Task directions :: Of the lines in the data below, count the ones holding the string "registered", and answer with that number only.

Supplied material ::
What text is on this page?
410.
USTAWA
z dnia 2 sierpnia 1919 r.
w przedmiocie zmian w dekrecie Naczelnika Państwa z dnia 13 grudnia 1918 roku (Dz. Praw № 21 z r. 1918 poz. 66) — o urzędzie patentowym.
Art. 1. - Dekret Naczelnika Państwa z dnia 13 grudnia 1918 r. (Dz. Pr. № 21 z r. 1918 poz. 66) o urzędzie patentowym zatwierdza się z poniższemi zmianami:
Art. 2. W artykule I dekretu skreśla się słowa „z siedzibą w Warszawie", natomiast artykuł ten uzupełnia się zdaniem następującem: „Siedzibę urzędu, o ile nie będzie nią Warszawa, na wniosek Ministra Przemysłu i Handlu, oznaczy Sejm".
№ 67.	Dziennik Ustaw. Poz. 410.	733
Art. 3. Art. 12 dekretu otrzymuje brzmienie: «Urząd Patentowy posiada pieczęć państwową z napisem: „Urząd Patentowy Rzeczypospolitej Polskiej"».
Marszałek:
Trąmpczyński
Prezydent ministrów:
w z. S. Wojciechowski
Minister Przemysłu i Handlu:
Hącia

---

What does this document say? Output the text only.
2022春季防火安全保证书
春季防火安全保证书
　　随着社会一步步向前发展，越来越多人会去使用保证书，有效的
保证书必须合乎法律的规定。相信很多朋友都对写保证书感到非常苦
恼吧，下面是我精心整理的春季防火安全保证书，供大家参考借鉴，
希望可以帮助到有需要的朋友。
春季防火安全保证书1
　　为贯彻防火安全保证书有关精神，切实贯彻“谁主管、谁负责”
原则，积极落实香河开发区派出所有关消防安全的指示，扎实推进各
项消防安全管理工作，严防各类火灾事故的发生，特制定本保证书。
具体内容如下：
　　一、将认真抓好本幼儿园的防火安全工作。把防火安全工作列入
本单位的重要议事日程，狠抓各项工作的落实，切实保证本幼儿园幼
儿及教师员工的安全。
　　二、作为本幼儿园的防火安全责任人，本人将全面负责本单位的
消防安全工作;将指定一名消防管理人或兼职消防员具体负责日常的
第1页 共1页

--

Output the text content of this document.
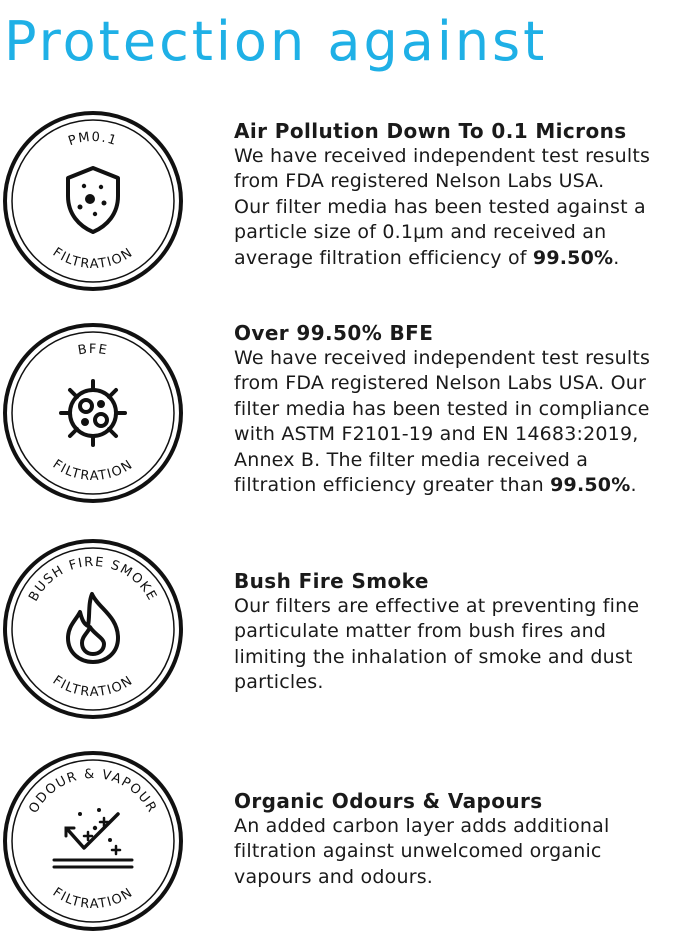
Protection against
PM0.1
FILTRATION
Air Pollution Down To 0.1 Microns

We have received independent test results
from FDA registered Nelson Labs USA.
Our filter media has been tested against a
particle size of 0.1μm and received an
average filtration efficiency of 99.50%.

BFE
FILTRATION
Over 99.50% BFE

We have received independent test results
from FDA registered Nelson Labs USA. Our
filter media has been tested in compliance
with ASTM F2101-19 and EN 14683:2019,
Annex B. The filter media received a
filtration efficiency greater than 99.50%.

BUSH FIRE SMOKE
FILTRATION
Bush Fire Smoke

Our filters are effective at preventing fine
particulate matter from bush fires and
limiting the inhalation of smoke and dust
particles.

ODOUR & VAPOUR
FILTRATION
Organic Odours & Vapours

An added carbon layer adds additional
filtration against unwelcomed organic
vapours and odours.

Worked answer :: 2